◆ Objective ◆
Copy the data exactly; pictures stay out of the copy.

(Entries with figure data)
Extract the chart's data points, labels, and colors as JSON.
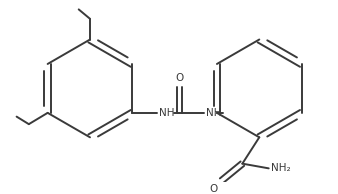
{
  "background_color": "#ffffff",
  "line_color": "#3a3a3a",
  "line_width": 1.4,
  "text_color": "#3a3a3a",
  "font_size": 7.5,
  "figsize": [
    3.38,
    1.94
  ],
  "dpi": 100,
  "xlim": [
    0,
    338
  ],
  "ylim": [
    0,
    194
  ]
}
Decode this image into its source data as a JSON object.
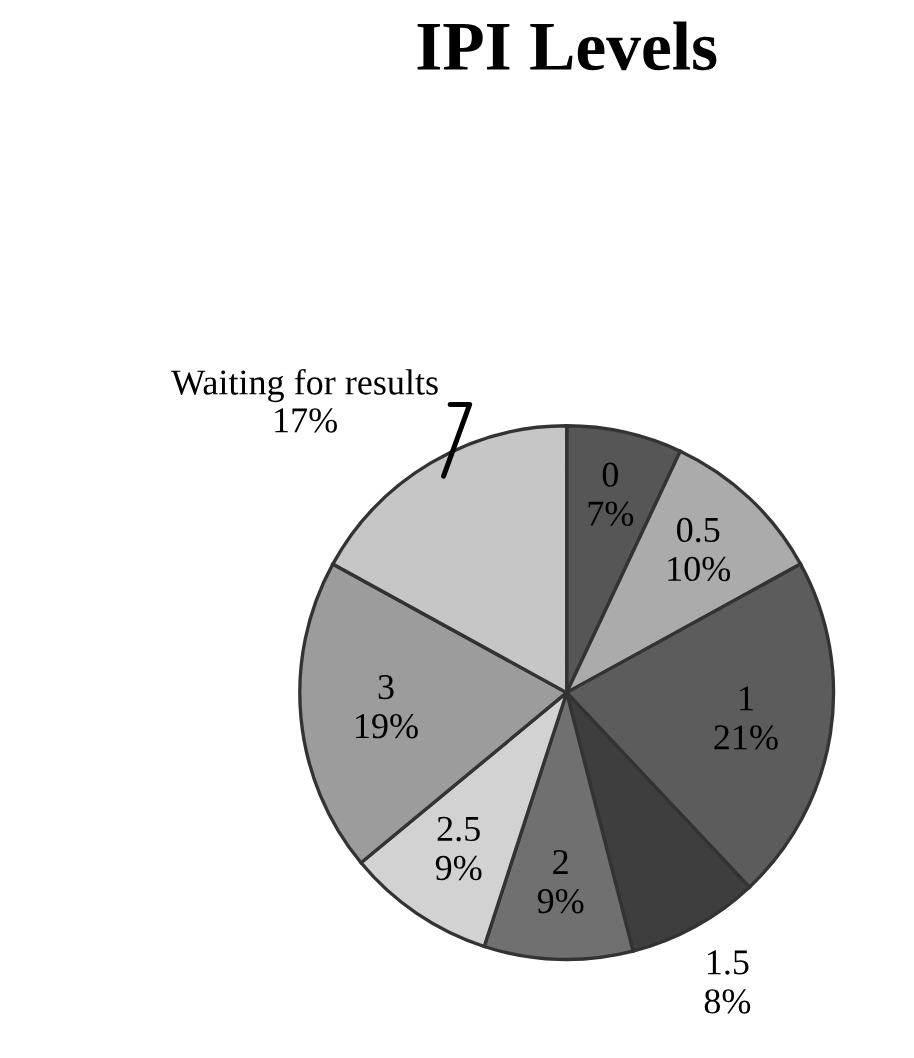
{
  "chart_data": {
    "type": "pie",
    "title": "IPI Levels",
    "categories": [
      "0",
      "0.5",
      "1",
      "1.5",
      "2",
      "2.5",
      "3",
      "Waiting for results"
    ],
    "values": [
      7,
      10,
      21,
      8,
      9,
      9,
      19,
      17
    ],
    "value_labels": [
      "7%",
      "10%",
      "21%",
      "8%",
      "9%",
      "9%",
      "19%",
      "17%"
    ],
    "colors": [
      "#565656",
      "#ababab",
      "#5c5c5c",
      "#3e3e3e",
      "#707070",
      "#d2d2d2",
      "#9c9c9c",
      "#c6c6c6"
    ],
    "legend": false
  }
}
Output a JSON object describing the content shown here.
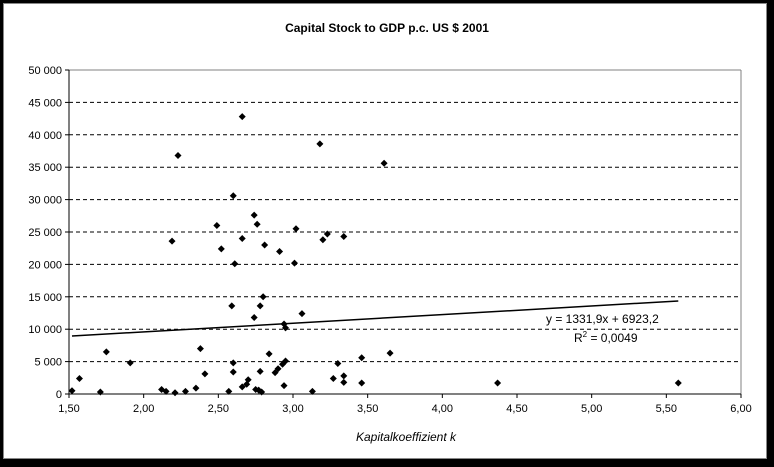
{
  "chart_data": {
    "type": "scatter",
    "title": "Capital Stock to GDP p.c. US $ 2001",
    "xlabel": "Kapitalkoeffizient k",
    "ylabel": "",
    "xlim": [
      1.5,
      6.0
    ],
    "ylim": [
      0,
      50000
    ],
    "x_ticks": [
      1.5,
      2.0,
      2.5,
      3.0,
      3.5,
      4.0,
      4.5,
      5.0,
      5.5,
      6.0
    ],
    "x_tick_labels": [
      "1,50",
      "2,00",
      "2,50",
      "3,00",
      "3,50",
      "4,00",
      "4,50",
      "5,00",
      "5,50",
      "6,00"
    ],
    "y_ticks": [
      0,
      5000,
      10000,
      15000,
      20000,
      25000,
      30000,
      35000,
      40000,
      45000,
      50000
    ],
    "y_tick_labels": [
      "0",
      "5 000",
      "10 000",
      "15 000",
      "20 000",
      "25 000",
      "30 000",
      "35 000",
      "40 000",
      "45 000",
      "50 000"
    ],
    "grid": "horizontal-dashed",
    "marker": "diamond",
    "points": [
      [
        1.52,
        500
      ],
      [
        1.57,
        2400
      ],
      [
        1.71,
        300
      ],
      [
        1.75,
        6500
      ],
      [
        1.91,
        4800
      ],
      [
        2.12,
        700
      ],
      [
        2.15,
        400
      ],
      [
        2.19,
        23600
      ],
      [
        2.21,
        200
      ],
      [
        2.23,
        36800
      ],
      [
        2.28,
        400
      ],
      [
        2.35,
        900
      ],
      [
        2.38,
        7000
      ],
      [
        2.41,
        3100
      ],
      [
        2.49,
        26000
      ],
      [
        2.52,
        22400
      ],
      [
        2.57,
        400
      ],
      [
        2.59,
        13600
      ],
      [
        2.6,
        30600
      ],
      [
        2.6,
        4800
      ],
      [
        2.6,
        3400
      ],
      [
        2.61,
        20100
      ],
      [
        2.66,
        24000
      ],
      [
        2.66,
        42800
      ],
      [
        2.66,
        1100
      ],
      [
        2.69,
        1500
      ],
      [
        2.7,
        2200
      ],
      [
        2.74,
        11800
      ],
      [
        2.74,
        27600
      ],
      [
        2.75,
        700
      ],
      [
        2.76,
        26200
      ],
      [
        2.77,
        600
      ],
      [
        2.78,
        13600
      ],
      [
        2.78,
        3500
      ],
      [
        2.79,
        300
      ],
      [
        2.8,
        15000
      ],
      [
        2.81,
        23000
      ],
      [
        2.84,
        6200
      ],
      [
        2.88,
        3300
      ],
      [
        2.9,
        3900
      ],
      [
        2.91,
        22000
      ],
      [
        2.93,
        4600
      ],
      [
        2.94,
        1300
      ],
      [
        2.94,
        10800
      ],
      [
        2.95,
        10200
      ],
      [
        2.95,
        5100
      ],
      [
        3.01,
        20200
      ],
      [
        3.02,
        25500
      ],
      [
        3.06,
        12400
      ],
      [
        3.13,
        400
      ],
      [
        3.18,
        38600
      ],
      [
        3.2,
        23800
      ],
      [
        3.23,
        24700
      ],
      [
        3.27,
        2400
      ],
      [
        3.3,
        4700
      ],
      [
        3.34,
        24300
      ],
      [
        3.34,
        2800
      ],
      [
        3.34,
        1800
      ],
      [
        3.46,
        5600
      ],
      [
        3.46,
        1700
      ],
      [
        3.61,
        35600
      ],
      [
        3.65,
        6300
      ],
      [
        4.37,
        1700
      ],
      [
        5.58,
        1700
      ]
    ],
    "trendline": {
      "type": "linear",
      "slope": 1331.9,
      "intercept": 6923.2,
      "x_range": [
        1.52,
        5.58
      ],
      "equation_label": "y = 1331,9x + 6923,2",
      "r2_label_prefix": "R",
      "r2_label_sup": "2",
      "r2_label_value": " = 0,0049"
    }
  }
}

◆ Output of the task ◆
Extract the chart's data points, labels, and colors as JSON.
{
  "background_color": "#ffffff",
  "line_color": "#3a3a3a",
  "line_width": 1.4,
  "text_color": "#3a3a3a",
  "font_size": 7.5,
  "figsize": [
    3.38,
    1.94
  ],
  "dpi": 100,
  "xlim": [
    0,
    338
  ],
  "ylim": [
    0,
    194
  ]
}
Decode this image into its source data as a JSON object.
{
  "chart_data": {
    "type": "pie",
    "title": "IPI Levels",
    "categories": [
      "0",
      "0.5",
      "1",
      "1.5",
      "2",
      "2.5",
      "3",
      "Waiting for results"
    ],
    "values": [
      7,
      10,
      21,
      8,
      9,
      9,
      19,
      17
    ],
    "value_labels": [
      "7%",
      "10%",
      "21%",
      "8%",
      "9%",
      "9%",
      "19%",
      "17%"
    ],
    "colors": [
      "#565656",
      "#ababab",
      "#5c5c5c",
      "#3e3e3e",
      "#707070",
      "#d2d2d2",
      "#9c9c9c",
      "#c6c6c6"
    ],
    "legend": false
  }
}
Output a JSON object describing the content shown here.
{
  "chart_data": {
    "type": "scatter",
    "title": "Capital Stock to GDP p.c. US $ 2001",
    "xlabel": "Kapitalkoeffizient k",
    "ylabel": "",
    "xlim": [
      1.5,
      6.0
    ],
    "ylim": [
      0,
      50000
    ],
    "x_ticks": [
      1.5,
      2.0,
      2.5,
      3.0,
      3.5,
      4.0,
      4.5,
      5.0,
      5.5,
      6.0
    ],
    "x_tick_labels": [
      "1,50",
      "2,00",
      "2,50",
      "3,00",
      "3,50",
      "4,00",
      "4,50",
      "5,00",
      "5,50",
      "6,00"
    ],
    "y_ticks": [
      0,
      5000,
      10000,
      15000,
      20000,
      25000,
      30000,
      35000,
      40000,
      45000,
      50000
    ],
    "y_tick_labels": [
      "0",
      "5 000",
      "10 000",
      "15 000",
      "20 000",
      "25 000",
      "30 000",
      "35 000",
      "40 000",
      "45 000",
      "50 000"
    ],
    "grid": "horizontal-dashed",
    "marker": "diamond",
    "points": [
      [
        1.52,
        500
      ],
      [
        1.57,
        2400
      ],
      [
        1.71,
        300
      ],
      [
        1.75,
        6500
      ],
      [
        1.91,
        4800
      ],
      [
        2.12,
        700
      ],
      [
        2.15,
        400
      ],
      [
        2.19,
        23600
      ],
      [
        2.21,
        200
      ],
      [
        2.23,
        36800
      ],
      [
        2.28,
        400
      ],
      [
        2.35,
        900
      ],
      [
        2.38,
        7000
      ],
      [
        2.41,
        3100
      ],
      [
        2.49,
        26000
      ],
      [
        2.52,
        22400
      ],
      [
        2.57,
        400
      ],
      [
        2.59,
        13600
      ],
      [
        2.6,
        30600
      ],
      [
        2.6,
        4800
      ],
      [
        2.6,
        3400
      ],
      [
        2.61,
        20100
      ],
      [
        2.66,
        24000
      ],
      [
        2.66,
        42800
      ],
      [
        2.66,
        1100
      ],
      [
        2.69,
        1500
      ],
      [
        2.7,
        2200
      ],
      [
        2.74,
        11800
      ],
      [
        2.74,
        27600
      ],
      [
        2.75,
        700
      ],
      [
        2.76,
        26200
      ],
      [
        2.77,
        600
      ],
      [
        2.78,
        13600
      ],
      [
        2.78,
        3500
      ],
      [
        2.79,
        300
      ],
      [
        2.8,
        15000
      ],
      [
        2.81,
        23000
      ],
      [
        2.84,
        6200
      ],
      [
        2.88,
        3300
      ],
      [
        2.9,
        3900
      ],
      [
        2.91,
        22000
      ],
      [
        2.93,
        4600
      ],
      [
        2.94,
        1300
      ],
      [
        2.94,
        10800
      ],
      [
        2.95,
        10200
      ],
      [
        2.95,
        5100
      ],
      [
        3.01,
        20200
      ],
      [
        3.02,
        25500
      ],
      [
        3.06,
        12400
      ],
      [
        3.13,
        400
      ],
      [
        3.18,
        38600
      ],
      [
        3.2,
        23800
      ],
      [
        3.23,
        24700
      ],
      [
        3.27,
        2400
      ],
      [
        3.3,
        4700
      ],
      [
        3.34,
        24300
      ],
      [
        3.34,
        2800
      ],
      [
        3.34,
        1800
      ],
      [
        3.46,
        5600
      ],
      [
        3.46,
        1700
      ],
      [
        3.61,
        35600
      ],
      [
        3.65,
        6300
      ],
      [
        4.37,
        1700
      ],
      [
        5.58,
        1700
      ]
    ],
    "trendline": {
      "type": "linear",
      "slope": 1331.9,
      "intercept": 6923.2,
      "x_range": [
        1.52,
        5.58
      ],
      "equation_label": "y = 1331,9x + 6923,2",
      "r2_label_prefix": "R",
      "r2_label_sup": "2",
      "r2_label_value": " = 0,0049"
    }
  }
}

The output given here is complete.